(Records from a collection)
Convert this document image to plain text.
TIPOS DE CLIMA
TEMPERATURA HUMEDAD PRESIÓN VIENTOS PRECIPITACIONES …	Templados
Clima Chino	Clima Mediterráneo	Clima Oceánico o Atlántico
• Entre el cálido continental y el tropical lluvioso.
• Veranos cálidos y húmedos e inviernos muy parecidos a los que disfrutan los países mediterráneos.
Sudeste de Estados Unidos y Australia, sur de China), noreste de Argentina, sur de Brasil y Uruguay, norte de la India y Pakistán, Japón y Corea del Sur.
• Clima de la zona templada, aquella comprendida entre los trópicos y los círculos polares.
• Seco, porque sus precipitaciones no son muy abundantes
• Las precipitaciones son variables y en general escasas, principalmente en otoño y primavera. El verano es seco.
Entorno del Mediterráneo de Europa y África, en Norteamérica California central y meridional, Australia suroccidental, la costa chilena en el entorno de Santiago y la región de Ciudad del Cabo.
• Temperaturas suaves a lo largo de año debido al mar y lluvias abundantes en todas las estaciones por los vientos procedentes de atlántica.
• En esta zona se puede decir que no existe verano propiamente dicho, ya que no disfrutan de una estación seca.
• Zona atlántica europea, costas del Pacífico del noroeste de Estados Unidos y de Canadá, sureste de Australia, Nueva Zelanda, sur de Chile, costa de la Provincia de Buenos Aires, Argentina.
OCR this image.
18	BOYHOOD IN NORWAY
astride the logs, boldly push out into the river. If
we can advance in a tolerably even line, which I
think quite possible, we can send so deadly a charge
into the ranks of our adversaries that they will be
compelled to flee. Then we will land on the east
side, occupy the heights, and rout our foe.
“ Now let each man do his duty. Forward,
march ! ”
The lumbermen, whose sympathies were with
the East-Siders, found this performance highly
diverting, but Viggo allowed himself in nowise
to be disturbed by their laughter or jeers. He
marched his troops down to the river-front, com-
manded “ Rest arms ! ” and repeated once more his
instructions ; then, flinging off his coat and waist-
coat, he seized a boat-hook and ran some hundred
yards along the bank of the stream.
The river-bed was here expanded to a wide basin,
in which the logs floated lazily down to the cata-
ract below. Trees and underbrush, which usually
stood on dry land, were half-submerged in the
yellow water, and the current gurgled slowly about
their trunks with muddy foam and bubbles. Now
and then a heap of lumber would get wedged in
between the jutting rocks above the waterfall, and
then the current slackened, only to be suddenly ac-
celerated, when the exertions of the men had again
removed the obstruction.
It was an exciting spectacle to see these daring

_What is being asked_. Make an exact copy of the listing, including every line.

_Result_.
Convert this document image to plain text.
TIPOS DE CLIMA
TEMPERATURA HUMEDAD PRESIÓN VIENTOS PRECIPITACIONES …	Templados
Clima Chino	Clima Mediterráneo	Clima Oceánico o Atlántico
• Entre el cálido continental y el tropical lluvioso.
• Veranos cálidos y húmedos e inviernos muy parecidos a los que disfrutan los países mediterráneos.
Sudeste de Estados Unidos y Australia, sur de China), noreste de Argentina, sur de Brasil y Uruguay, norte de la India y Pakistán, Japón y Corea del Sur.
• Clima de la zona templada, aquella comprendida entre los trópicos y los círculos polares.
• Seco, porque sus precipitaciones no son muy abundantes
• Las precipitaciones son variables y en general escasas, principalmente en otoño y primavera. El verano es seco.
Entorno del Mediterráneo de Europa y África, en Norteamérica California central y meridional, Australia suroccidental, la costa chilena en el entorno de Santiago y la región de Ciudad del Cabo.
• Temperaturas suaves a lo largo de año debido al mar y lluvias abundantes en todas las estaciones por los vientos procedentes de atlántica.
• En esta zona se puede decir que no existe verano propiamente dicho, ya que no disfrutan de una estación seca.
• Zona atlántica europea, costas del Pacífico del noroeste de Estados Unidos y de Canadá, sureste de Australia, Nueva Zelanda, sur de Chile, costa de la Provincia de Buenos Aires, Argentina.
OCR this image.
18	BOYHOOD IN NORWAY
astride the logs, boldly push out into the river. If
we can advance in a tolerably even line, which I
think quite possible, we can send so deadly a charge
into the ranks of our adversaries that they will be
compelled to flee. Then we will land on the east
side, occupy the heights, and rout our foe.
“ Now let each man do his duty. Forward,
march ! ”
The lumbermen, whose sympathies were with
the East-Siders, found this performance highly
diverting, but Viggo allowed himself in nowise
to be disturbed by their laughter or jeers. He
marched his troops down to the river-front, com-
manded “ Rest arms ! ” and repeated once more his
instructions ; then, flinging off his coat and waist-
coat, he seized a boat-hook and ran some hundred
yards along the bank of the stream.
The river-bed was here expanded to a wide basin,
in which the logs floated lazily down to the cata-
ract below. Trees and underbrush, which usually
stood on dry land, were half-submerged in the
yellow water, and the current gurgled slowly about
their trunks with muddy foam and bubbles. Now
and then a heap of lumber would get wedged in
between the jutting rocks above the waterfall, and
then the current slackened, only to be suddenly ac-
celerated, when the exertions of the men had again
removed the obstruction.
It was an exciting spectacle to see these daring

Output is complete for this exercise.